WHAT TO WORK ON
Send back the entries below exactly as they appear.

DATASET RECORDS
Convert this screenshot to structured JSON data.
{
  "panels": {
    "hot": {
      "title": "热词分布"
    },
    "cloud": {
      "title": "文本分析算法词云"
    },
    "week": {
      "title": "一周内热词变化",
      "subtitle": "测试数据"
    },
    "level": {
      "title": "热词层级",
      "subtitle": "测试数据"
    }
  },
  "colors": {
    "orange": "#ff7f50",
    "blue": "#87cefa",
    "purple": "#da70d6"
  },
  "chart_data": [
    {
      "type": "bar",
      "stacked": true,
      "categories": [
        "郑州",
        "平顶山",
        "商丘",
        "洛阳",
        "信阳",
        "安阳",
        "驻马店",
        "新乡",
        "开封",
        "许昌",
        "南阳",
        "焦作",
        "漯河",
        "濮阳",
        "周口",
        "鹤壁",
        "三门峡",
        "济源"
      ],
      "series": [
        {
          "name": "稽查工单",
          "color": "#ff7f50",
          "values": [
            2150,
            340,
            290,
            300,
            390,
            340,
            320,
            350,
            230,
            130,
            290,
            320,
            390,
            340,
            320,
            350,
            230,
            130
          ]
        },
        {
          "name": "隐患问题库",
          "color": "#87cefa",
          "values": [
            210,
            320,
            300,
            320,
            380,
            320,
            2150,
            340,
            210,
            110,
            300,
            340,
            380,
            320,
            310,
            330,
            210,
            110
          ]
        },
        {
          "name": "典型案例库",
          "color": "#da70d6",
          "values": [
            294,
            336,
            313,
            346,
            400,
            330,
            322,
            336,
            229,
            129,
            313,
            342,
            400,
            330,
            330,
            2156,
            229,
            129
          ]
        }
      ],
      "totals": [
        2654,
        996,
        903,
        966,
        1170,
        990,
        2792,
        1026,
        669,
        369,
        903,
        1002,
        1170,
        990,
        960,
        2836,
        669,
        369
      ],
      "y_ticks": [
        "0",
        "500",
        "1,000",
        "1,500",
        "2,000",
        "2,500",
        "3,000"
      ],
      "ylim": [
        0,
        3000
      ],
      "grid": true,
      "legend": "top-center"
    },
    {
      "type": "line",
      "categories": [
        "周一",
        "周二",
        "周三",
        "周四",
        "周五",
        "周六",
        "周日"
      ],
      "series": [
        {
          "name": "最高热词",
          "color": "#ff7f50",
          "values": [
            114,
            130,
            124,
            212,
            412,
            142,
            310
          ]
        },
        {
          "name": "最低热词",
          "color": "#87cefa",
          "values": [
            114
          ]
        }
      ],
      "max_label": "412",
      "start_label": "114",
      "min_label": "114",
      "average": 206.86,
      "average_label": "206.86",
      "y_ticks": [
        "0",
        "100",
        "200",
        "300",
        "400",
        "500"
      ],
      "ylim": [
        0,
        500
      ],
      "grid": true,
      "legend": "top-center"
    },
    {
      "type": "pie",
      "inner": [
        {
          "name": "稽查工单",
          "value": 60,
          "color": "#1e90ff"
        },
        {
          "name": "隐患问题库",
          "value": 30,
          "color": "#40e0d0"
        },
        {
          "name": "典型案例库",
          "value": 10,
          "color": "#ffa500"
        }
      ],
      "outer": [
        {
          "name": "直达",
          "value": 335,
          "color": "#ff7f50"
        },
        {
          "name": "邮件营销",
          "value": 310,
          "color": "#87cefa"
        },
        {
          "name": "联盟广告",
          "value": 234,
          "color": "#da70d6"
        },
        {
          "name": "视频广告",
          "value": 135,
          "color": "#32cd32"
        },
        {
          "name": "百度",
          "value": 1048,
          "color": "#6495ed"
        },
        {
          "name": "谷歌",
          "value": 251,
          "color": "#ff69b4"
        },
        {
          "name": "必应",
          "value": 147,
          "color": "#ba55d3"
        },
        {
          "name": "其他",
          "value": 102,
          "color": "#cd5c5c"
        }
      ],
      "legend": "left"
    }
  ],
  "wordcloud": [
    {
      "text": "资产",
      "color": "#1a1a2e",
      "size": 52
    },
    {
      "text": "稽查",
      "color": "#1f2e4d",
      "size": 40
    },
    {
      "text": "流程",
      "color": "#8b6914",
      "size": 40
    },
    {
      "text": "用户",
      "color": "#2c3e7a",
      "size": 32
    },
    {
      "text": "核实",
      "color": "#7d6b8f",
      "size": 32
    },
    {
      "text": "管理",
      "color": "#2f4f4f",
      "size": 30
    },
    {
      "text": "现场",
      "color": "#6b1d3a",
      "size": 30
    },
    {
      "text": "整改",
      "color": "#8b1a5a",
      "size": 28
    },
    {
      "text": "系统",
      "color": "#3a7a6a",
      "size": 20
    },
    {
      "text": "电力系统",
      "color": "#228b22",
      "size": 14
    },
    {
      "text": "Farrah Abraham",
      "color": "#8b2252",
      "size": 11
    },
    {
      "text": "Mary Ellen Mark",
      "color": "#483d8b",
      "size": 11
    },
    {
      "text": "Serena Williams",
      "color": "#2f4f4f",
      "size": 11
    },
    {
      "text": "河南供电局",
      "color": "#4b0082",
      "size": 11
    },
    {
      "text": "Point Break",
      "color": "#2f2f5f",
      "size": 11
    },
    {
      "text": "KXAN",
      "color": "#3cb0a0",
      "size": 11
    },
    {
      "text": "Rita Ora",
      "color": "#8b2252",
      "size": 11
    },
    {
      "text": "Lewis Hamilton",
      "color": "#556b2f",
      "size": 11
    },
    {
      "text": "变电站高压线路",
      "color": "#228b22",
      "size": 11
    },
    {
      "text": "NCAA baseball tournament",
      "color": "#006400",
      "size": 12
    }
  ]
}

ANSWER IN FULL
Convert this screenshot to structured JSON data.
{
  "panels": {
    "hot": {
      "title": "热词分布"
    },
    "cloud": {
      "title": "文本分析算法词云"
    },
    "week": {
      "title": "一周内热词变化",
      "subtitle": "测试数据"
    },
    "level": {
      "title": "热词层级",
      "subtitle": "测试数据"
    }
  },
  "colors": {
    "orange": "#ff7f50",
    "blue": "#87cefa",
    "purple": "#da70d6"
  },
  "chart_data": [
    {
      "type": "bar",
      "stacked": true,
      "categories": [
        "郑州",
        "平顶山",
        "商丘",
        "洛阳",
        "信阳",
        "安阳",
        "驻马店",
        "新乡",
        "开封",
        "许昌",
        "南阳",
        "焦作",
        "漯河",
        "濮阳",
        "周口",
        "鹤壁",
        "三门峡",
        "济源"
      ],
      "series": [
        {
          "name": "稽查工单",
          "color": "#ff7f50",
          "values": [
            2150,
            340,
            290,
            300,
            390,
            340,
            320,
            350,
            230,
            130,
            290,
            320,
            390,
            340,
            320,
            350,
            230,
            130
          ]
        },
        {
          "name": "隐患问题库",
          "color": "#87cefa",
          "values": [
            210,
            320,
            300,
            320,
            380,
            320,
            2150,
            340,
            210,
            110,
            300,
            340,
            380,
            320,
            310,
            330,
            210,
            110
          ]
        },
        {
          "name": "典型案例库",
          "color": "#da70d6",
          "values": [
            294,
            336,
            313,
            346,
            400,
            330,
            322,
            336,
            229,
            129,
            313,
            342,
            400,
            330,
            330,
            2156,
            229,
            129
          ]
        }
      ],
      "totals": [
        2654,
        996,
        903,
        966,
        1170,
        990,
        2792,
        1026,
        669,
        369,
        903,
        1002,
        1170,
        990,
        960,
        2836,
        669,
        369
      ],
      "y_ticks": [
        "0",
        "500",
        "1,000",
        "1,500",
        "2,000",
        "2,500",
        "3,000"
      ],
      "ylim": [
        0,
        3000
      ],
      "grid": true,
      "legend": "top-center"
    },
    {
      "type": "line",
      "categories": [
        "周一",
        "周二",
        "周三",
        "周四",
        "周五",
        "周六",
        "周日"
      ],
      "series": [
        {
          "name": "最高热词",
          "color": "#ff7f50",
          "values": [
            114,
            130,
            124,
            212,
            412,
            142,
            310
          ]
        },
        {
          "name": "最低热词",
          "color": "#87cefa",
          "values": [
            114
          ]
        }
      ],
      "max_label": "412",
      "start_label": "114",
      "min_label": "114",
      "average": 206.86,
      "average_label": "206.86",
      "y_ticks": [
        "0",
        "100",
        "200",
        "300",
        "400",
        "500"
      ],
      "ylim": [
        0,
        500
      ],
      "grid": true,
      "legend": "top-center"
    },
    {
      "type": "pie",
      "inner": [
        {
          "name": "稽查工单",
          "value": 60,
          "color": "#1e90ff"
        },
        {
          "name": "隐患问题库",
          "value": 30,
          "color": "#40e0d0"
        },
        {
          "name": "典型案例库",
          "value": 10,
          "color": "#ffa500"
        }
      ],
      "outer": [
        {
          "name": "直达",
          "value": 335,
          "color": "#ff7f50"
        },
        {
          "name": "邮件营销",
          "value": 310,
          "color": "#87cefa"
        },
        {
          "name": "联盟广告",
          "value": 234,
          "color": "#da70d6"
        },
        {
          "name": "视频广告",
          "value": 135,
          "color": "#32cd32"
        },
        {
          "name": "百度",
          "value": 1048,
          "color": "#6495ed"
        },
        {
          "name": "谷歌",
          "value": 251,
          "color": "#ff69b4"
        },
        {
          "name": "必应",
          "value": 147,
          "color": "#ba55d3"
        },
        {
          "name": "其他",
          "value": 102,
          "color": "#cd5c5c"
        }
      ],
      "legend": "left"
    }
  ],
  "wordcloud": [
    {
      "text": "资产",
      "color": "#1a1a2e",
      "size": 52
    },
    {
      "text": "稽查",
      "color": "#1f2e4d",
      "size": 40
    },
    {
      "text": "流程",
      "color": "#8b6914",
      "size": 40
    },
    {
      "text": "用户",
      "color": "#2c3e7a",
      "size": 32
    },
    {
      "text": "核实",
      "color": "#7d6b8f",
      "size": 32
    },
    {
      "text": "管理",
      "color": "#2f4f4f",
      "size": 30
    },
    {
      "text": "现场",
      "color": "#6b1d3a",
      "size": 30
    },
    {
      "text": "整改",
      "color": "#8b1a5a",
      "size": 28
    },
    {
      "text": "系统",
      "color": "#3a7a6a",
      "size": 20
    },
    {
      "text": "电力系统",
      "color": "#228b22",
      "size": 14
    },
    {
      "text": "Farrah Abraham",
      "color": "#8b2252",
      "size": 11
    },
    {
      "text": "Mary Ellen Mark",
      "color": "#483d8b",
      "size": 11
    },
    {
      "text": "Serena Williams",
      "color": "#2f4f4f",
      "size": 11
    },
    {
      "text": "河南供电局",
      "color": "#4b0082",
      "size": 11
    },
    {
      "text": "Point Break",
      "color": "#2f2f5f",
      "size": 11
    },
    {
      "text": "KXAN",
      "color": "#3cb0a0",
      "size": 11
    },
    {
      "text": "Rita Ora",
      "color": "#8b2252",
      "size": 11
    },
    {
      "text": "Lewis Hamilton",
      "color": "#556b2f",
      "size": 11
    },
    {
      "text": "变电站高压线路",
      "color": "#228b22",
      "size": 11
    },
    {
      "text": "NCAA baseball tournament",
      "color": "#006400",
      "size": 12
    }
  ]
}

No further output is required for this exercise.